**Problem description:** Read through the data and count the lines that contain the string "INJURY"; give only the result.

**Rows:**
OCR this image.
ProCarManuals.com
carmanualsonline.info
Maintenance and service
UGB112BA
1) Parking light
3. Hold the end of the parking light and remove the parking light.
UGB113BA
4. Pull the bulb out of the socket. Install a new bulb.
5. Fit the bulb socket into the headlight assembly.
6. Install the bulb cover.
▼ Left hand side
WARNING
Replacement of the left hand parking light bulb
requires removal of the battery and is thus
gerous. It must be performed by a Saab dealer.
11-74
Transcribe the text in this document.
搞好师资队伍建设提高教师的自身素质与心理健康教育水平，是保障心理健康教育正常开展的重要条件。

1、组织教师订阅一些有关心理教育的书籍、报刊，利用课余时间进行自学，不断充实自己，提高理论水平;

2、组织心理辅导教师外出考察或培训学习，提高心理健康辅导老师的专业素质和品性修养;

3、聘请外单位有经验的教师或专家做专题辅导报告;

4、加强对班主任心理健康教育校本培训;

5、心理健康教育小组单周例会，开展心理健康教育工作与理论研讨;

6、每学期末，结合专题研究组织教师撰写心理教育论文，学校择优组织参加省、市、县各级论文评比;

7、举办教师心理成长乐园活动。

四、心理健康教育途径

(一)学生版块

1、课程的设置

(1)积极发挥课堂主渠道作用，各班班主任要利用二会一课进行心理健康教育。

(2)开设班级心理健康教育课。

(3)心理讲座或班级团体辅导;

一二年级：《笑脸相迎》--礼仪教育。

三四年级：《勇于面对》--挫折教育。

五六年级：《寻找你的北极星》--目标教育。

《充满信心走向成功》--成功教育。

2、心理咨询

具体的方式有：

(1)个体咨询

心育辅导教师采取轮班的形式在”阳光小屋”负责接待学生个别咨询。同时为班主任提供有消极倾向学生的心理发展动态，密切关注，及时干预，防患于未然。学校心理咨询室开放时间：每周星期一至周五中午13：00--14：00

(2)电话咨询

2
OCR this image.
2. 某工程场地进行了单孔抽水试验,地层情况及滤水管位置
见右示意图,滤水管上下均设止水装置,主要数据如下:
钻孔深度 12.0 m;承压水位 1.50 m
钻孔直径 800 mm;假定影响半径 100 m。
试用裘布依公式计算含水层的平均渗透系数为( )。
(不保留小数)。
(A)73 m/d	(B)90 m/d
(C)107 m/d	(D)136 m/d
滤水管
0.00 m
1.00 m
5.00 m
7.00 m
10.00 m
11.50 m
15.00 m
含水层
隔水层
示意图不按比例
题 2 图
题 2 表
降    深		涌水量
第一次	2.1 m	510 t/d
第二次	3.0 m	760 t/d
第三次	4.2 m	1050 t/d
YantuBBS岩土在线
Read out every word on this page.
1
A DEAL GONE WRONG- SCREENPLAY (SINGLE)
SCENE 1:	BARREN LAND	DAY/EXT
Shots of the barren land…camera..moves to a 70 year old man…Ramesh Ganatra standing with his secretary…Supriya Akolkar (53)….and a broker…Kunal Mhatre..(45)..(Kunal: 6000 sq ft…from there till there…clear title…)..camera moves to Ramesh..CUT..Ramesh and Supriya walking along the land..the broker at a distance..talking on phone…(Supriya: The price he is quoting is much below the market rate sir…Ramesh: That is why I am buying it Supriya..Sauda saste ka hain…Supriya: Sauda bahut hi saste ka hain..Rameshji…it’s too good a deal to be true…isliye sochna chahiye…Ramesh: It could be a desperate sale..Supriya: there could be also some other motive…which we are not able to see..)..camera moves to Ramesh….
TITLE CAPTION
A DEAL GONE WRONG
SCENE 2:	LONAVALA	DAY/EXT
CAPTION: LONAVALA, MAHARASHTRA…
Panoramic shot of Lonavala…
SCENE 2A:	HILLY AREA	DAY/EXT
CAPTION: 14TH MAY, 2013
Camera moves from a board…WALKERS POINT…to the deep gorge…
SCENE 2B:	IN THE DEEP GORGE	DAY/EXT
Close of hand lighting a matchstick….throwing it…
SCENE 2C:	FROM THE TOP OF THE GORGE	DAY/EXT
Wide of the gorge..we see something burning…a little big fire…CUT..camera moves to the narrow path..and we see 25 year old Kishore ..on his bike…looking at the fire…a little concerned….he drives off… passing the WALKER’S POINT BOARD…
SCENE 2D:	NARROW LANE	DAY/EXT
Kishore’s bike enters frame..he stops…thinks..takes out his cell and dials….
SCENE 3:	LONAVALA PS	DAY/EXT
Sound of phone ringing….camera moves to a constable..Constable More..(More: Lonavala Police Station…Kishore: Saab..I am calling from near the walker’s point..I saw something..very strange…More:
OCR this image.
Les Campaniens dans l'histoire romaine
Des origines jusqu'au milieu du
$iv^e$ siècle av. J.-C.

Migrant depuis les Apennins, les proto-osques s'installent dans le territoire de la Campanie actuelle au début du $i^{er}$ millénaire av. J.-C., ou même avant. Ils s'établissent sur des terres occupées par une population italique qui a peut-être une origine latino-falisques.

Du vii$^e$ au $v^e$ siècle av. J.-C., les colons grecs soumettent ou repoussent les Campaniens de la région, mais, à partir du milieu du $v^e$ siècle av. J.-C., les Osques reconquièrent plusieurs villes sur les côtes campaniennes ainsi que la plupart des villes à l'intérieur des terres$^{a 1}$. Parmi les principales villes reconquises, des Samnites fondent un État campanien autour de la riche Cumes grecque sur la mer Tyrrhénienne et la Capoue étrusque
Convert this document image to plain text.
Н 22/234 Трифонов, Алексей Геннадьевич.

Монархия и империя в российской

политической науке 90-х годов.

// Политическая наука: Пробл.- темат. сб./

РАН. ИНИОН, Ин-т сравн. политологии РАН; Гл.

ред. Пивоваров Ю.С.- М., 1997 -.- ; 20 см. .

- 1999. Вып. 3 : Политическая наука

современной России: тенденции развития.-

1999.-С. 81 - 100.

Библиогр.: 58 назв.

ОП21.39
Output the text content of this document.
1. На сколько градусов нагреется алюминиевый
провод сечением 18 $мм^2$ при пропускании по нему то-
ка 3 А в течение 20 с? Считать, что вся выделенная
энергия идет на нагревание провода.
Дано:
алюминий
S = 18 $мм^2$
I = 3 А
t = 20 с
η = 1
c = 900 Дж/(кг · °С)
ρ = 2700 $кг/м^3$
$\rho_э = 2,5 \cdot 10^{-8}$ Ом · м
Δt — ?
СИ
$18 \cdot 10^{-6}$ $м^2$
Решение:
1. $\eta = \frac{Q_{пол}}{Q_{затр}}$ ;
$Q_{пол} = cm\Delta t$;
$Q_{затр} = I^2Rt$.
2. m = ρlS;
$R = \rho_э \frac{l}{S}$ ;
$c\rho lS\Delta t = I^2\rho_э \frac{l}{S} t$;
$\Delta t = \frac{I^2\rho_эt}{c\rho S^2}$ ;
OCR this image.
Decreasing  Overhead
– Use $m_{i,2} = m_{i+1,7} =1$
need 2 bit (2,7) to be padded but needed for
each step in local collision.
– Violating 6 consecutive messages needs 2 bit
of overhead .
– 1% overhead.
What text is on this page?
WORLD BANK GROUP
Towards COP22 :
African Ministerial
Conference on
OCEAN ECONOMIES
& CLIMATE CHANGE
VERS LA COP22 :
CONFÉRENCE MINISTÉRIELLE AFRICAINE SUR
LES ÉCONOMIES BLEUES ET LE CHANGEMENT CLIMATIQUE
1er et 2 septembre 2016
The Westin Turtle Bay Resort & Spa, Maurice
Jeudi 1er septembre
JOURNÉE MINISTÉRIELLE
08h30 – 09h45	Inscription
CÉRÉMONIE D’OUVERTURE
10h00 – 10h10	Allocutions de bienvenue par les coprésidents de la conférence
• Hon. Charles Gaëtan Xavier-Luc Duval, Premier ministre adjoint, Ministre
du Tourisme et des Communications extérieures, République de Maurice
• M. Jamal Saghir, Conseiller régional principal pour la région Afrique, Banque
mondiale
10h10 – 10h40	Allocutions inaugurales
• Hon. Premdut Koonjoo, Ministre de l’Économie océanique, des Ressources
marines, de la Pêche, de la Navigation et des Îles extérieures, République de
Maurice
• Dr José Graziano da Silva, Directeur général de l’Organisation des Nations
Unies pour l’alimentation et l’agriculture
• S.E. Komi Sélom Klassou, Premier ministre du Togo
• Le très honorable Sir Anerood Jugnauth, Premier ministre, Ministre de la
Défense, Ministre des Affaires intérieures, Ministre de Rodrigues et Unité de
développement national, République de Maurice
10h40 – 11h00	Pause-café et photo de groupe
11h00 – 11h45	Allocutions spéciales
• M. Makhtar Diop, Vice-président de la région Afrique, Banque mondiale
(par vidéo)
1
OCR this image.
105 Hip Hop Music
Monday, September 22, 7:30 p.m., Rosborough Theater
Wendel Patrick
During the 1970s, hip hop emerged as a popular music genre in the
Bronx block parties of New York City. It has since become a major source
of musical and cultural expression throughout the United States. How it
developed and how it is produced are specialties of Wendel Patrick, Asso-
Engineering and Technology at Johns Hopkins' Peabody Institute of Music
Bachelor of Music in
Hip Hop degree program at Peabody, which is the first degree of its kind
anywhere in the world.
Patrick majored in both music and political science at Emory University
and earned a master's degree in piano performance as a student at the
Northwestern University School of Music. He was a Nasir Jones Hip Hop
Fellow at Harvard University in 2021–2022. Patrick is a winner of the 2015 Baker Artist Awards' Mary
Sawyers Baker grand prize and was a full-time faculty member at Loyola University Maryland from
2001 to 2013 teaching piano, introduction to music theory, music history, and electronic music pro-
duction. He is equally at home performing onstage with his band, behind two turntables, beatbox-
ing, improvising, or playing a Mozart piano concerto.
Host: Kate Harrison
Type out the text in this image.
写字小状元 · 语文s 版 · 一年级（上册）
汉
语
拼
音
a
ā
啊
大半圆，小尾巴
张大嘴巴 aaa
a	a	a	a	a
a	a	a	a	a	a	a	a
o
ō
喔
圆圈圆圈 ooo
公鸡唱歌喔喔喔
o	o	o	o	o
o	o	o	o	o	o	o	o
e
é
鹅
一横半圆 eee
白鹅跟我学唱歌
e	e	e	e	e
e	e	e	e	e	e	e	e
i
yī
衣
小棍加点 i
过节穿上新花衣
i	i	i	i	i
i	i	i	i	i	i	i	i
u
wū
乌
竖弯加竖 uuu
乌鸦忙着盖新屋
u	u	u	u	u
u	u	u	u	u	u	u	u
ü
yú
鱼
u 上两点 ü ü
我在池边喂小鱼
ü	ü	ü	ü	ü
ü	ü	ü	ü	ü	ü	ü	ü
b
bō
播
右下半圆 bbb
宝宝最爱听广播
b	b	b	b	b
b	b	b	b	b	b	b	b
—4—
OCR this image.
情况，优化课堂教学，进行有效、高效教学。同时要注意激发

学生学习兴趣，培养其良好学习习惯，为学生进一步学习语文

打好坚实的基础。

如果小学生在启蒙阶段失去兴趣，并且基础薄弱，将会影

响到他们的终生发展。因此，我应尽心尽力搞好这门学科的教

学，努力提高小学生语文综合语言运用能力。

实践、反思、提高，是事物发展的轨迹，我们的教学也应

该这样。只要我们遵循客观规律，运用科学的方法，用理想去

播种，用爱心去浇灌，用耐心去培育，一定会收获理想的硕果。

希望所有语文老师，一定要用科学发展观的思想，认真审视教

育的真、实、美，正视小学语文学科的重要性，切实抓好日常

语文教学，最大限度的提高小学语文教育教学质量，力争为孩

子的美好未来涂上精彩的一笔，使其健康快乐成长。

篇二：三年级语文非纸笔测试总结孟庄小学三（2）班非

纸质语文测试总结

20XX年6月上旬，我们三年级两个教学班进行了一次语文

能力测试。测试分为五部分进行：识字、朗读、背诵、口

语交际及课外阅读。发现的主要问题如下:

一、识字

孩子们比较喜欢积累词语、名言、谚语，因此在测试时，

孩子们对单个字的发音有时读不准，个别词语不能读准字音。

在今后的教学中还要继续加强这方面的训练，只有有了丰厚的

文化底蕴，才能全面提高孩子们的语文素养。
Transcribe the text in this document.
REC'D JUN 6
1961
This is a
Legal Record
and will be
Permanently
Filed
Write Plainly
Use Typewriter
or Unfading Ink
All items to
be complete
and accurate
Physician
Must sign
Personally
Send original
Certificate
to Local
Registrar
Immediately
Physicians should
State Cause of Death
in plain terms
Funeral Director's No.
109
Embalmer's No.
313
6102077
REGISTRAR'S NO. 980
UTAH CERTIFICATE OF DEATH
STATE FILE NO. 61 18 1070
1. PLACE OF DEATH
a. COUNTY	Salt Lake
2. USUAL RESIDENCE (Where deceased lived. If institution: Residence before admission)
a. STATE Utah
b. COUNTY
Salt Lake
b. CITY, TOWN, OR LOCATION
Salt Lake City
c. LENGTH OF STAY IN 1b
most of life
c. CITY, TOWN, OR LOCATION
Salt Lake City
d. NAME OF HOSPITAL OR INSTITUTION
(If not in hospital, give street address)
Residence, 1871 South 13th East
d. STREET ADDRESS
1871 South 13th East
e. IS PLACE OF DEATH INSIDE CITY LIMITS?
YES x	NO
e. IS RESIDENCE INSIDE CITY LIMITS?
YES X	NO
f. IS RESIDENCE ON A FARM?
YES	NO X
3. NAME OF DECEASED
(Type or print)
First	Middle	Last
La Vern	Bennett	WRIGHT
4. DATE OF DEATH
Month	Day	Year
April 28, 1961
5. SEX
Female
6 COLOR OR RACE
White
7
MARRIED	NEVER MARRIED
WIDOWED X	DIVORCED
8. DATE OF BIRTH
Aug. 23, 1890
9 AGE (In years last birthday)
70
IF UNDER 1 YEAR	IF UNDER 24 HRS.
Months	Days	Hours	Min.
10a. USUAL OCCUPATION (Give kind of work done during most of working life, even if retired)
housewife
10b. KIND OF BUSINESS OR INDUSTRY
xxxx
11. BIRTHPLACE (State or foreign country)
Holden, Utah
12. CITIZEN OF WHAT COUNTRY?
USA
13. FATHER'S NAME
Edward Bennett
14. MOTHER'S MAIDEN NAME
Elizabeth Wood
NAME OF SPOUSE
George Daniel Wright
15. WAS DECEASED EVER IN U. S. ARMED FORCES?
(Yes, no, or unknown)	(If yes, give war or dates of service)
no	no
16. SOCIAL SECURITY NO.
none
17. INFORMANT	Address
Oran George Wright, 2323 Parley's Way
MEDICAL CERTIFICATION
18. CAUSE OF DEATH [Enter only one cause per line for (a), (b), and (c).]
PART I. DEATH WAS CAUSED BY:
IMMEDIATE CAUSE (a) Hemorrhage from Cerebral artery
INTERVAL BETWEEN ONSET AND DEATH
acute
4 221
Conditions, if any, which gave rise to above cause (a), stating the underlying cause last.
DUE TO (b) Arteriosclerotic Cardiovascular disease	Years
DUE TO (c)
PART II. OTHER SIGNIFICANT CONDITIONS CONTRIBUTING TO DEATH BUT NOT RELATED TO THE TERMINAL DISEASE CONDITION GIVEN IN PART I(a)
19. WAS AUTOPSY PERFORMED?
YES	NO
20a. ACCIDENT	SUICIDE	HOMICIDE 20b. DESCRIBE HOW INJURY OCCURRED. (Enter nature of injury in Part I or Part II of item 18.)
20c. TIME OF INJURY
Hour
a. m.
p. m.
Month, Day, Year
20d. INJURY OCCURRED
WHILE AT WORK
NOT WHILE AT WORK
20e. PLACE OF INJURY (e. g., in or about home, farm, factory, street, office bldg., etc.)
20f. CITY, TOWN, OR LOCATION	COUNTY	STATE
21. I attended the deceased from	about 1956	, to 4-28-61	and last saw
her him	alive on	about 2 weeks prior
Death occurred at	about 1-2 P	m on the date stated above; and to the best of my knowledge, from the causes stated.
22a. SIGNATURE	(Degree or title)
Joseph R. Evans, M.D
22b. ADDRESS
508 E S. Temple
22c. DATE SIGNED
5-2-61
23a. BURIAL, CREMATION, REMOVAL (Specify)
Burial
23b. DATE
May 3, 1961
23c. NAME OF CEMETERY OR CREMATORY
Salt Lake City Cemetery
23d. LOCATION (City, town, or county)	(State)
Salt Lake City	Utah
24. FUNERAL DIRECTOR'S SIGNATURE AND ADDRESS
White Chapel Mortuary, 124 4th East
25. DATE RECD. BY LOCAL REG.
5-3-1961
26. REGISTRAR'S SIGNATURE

**Output for this task:** 4